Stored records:
────
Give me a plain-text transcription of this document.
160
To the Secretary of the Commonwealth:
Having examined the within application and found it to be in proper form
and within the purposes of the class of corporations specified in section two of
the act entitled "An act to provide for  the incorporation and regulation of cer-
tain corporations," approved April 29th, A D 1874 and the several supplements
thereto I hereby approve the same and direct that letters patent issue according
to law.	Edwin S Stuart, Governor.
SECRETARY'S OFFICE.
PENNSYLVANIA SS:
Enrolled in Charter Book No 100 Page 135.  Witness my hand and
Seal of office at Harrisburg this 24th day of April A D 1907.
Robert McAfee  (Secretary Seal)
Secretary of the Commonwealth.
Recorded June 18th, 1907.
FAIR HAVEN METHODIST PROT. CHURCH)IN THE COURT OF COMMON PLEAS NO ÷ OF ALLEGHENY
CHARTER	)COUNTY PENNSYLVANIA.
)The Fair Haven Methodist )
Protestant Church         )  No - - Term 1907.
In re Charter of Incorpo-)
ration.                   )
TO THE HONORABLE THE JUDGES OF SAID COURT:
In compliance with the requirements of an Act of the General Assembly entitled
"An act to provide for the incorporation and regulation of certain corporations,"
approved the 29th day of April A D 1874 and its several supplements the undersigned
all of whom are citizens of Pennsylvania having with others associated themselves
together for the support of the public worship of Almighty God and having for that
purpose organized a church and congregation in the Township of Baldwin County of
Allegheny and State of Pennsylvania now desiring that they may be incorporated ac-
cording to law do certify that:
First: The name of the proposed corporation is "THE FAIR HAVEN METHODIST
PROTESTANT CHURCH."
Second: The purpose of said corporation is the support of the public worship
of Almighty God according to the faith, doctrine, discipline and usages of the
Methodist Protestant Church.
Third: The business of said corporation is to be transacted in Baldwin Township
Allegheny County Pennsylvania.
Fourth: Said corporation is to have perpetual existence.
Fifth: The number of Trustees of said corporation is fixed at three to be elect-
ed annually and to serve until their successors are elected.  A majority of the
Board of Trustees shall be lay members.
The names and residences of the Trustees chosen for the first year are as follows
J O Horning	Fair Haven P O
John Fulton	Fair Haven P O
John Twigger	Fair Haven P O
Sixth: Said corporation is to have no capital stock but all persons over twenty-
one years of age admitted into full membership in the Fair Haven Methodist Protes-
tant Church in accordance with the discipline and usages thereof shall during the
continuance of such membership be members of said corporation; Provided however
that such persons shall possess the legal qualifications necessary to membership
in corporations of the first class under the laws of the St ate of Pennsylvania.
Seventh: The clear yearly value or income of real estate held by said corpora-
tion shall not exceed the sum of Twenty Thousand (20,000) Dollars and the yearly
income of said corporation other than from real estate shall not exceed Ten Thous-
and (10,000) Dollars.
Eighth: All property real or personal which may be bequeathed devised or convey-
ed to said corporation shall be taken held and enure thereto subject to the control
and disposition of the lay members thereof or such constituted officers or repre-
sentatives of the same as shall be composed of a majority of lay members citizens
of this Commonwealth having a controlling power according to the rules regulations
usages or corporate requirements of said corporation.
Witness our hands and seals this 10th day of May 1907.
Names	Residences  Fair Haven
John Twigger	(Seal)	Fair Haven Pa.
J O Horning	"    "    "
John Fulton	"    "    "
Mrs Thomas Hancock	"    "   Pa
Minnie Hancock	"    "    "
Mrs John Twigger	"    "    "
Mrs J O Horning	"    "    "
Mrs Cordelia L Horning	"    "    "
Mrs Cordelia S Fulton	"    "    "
────
● Work required: Tally the lines of the material above that contain the word "exceed" and report the total alone.

● The output: 2